Texto apresentado:
※
Os Livros e as Leituras - Novas Ecologias da Informação


A vingança de Hermes

 

   Em 1996, José Afonso Furtado publicou um pequeno volume na colecção «O Que É» (Difusão Cultural) com o título O Livro. Umas poucas páginas com intenção didáctica a explicar sumariamente o que seria este objecto que a todos fascina. Marcou então terreno como especialista na matéria. E continuou a alargar as fronteiras do seu território com variados artigos em torno do mesmo tema, aprofundando aquilo que parece ter-se tornado obsessão sua - não será por acaso que, formado em Filosofia, é bibliotecário, mais precisamente director da Biblioteca de Arte da Gulbenkian; nem por acaso que presidiu ao Instituto Português do Livro e da Leitura (1987-1991); sendo ainda membro do Conselho Superior das Bibliotecas Portuguesas.

 

   Foi também ele quem encomendou o primeiro estudo económico sobre o livro em Portugal, e tem-se destacado como um dos principais protagonistas portugueses da polémica que se mantém em torno do preço fixo do livro na União Europeia.

 

   Em quatro anos, o seu pequeno livro-semente cresceu e multiplicou-se, engrossou e deu origem ao actual volume, de quase 500 páginas, ainda e sempre sobre o livro. Transformou-se num plural: Os Livros e as Leituras - Novas Ecologias da Informação. Também o próprio autor mudou: seduzido pelos encantos das novas tecnologias, acabou por se converter ao uso do «e-book», mas só em algumas circunstâncias. E da prática à teoria foi um passo.

 

   Em Os Livros e as Leituras, José Afonso Furtado oferece-nos um estudo sério sobre esses objectos e os modos do seu manuseamento. E, como todas as reflexões densas e meditadas, traduziu-as numa linguagem clara e acessível, proporcionando-nos um percurso fácil de seguir. Trata-se, pois, de um texto rico em propostas, e mais rico ainda pela quantidade de perguntas que deixa em suspenso, pelas associações que suscita e vai permitir.

 

   Assim, porque o livro enquanto suporte da escrita é também o primeiro prolongamento da memória, leva-nos a evocar o modo como ambos foram tão mal recebidos na sua origem. Conta-nos Platão, no Fedro (275a), pela voz de Sócrates, que foi o deus egípcio Tot/Hermes o inventor da escrita, entre outras artes. Dirigiu-se o deus a Tamus/Amon, rei da Tebes egípcia, e disse-lhe: «Aqui, ó rei, tens um ramo do conhecimento que tornará o povo do Egipto mais sábio e lhe aumentará a memória; a minha descoberta oferece uma receita para a memória e sabedoria.» Mas o rei respondeu-lhe: «Ó homem cheio de engenhos, a uns é dado criar as coisas das artes e a outros julgar a dimensão do prejuízo ou proveito que têm para aqueles que as vão usar. Dado a ternura que sentes pela escrita, que é criação tua, declaraste exactamente o oposto do seu verdadeiro efeito. Se os homens a aprenderem, acabará por implantar-lhes o esquecimento nas suas almas; deixarão de exercitar a sua memória, porque se fiarão apenas no que está escrito, não mais chamando as coisas à memória a partir do interior de si mesmos, mas a partir de marcas exteriores.»
※
Dados fornecidos:
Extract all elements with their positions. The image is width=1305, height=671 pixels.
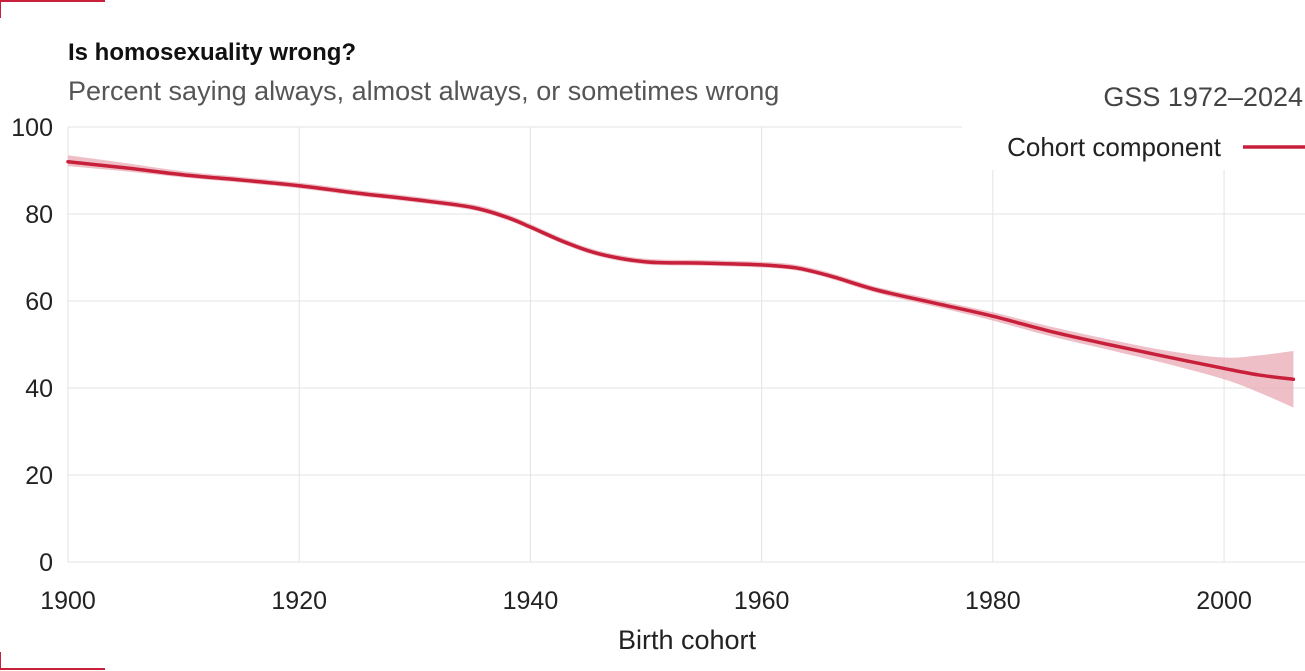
※
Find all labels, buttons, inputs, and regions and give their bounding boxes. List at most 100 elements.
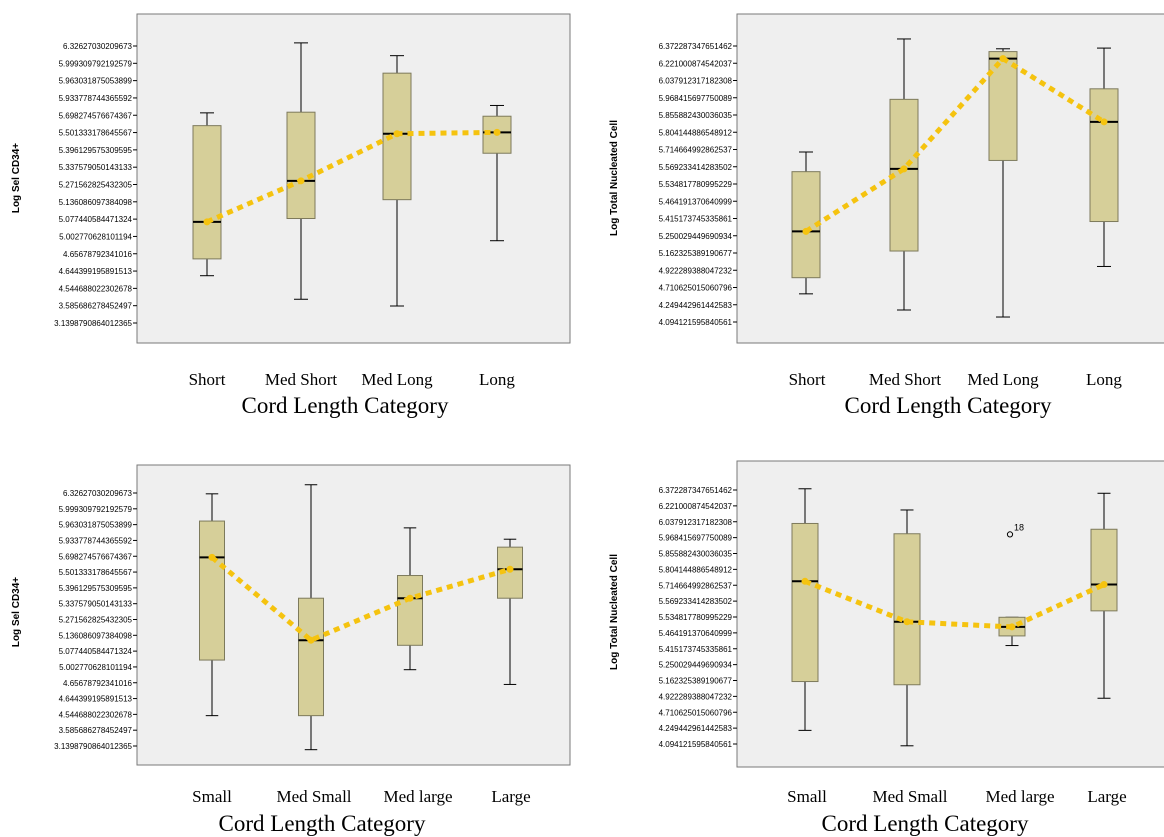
※
Descrição do exercício: Diga se cada uma das afirmações seguintes está de acordo com o texto sobre Os Livros e as Leituras, respondendo sim ou não e citando as palavras do texto que o decidem: 1. José Afonso Furtado é formado em Direito. 2. José Afonso Furtado presidiu ao Instituto Português do Livro e da Leitura entre 1987 e 1991. 3. Segundo o relato do Fedro, o rei Tamus/Amon considerou que a escrita aumentaria a memória do povo. Os dados não têm qualquer papel aqui.

Resposta:
1. Não: «formado em Filosofia, é bibliotecário».
2. Sim: «presidiu ao Instituto Português do Livro e da Leitura (1987-1991)».
3. Não: «Se os homens a aprenderem, acabará por implantar-lhes o esquecimento nas suas almas; deixarão de exercitar a sua memória».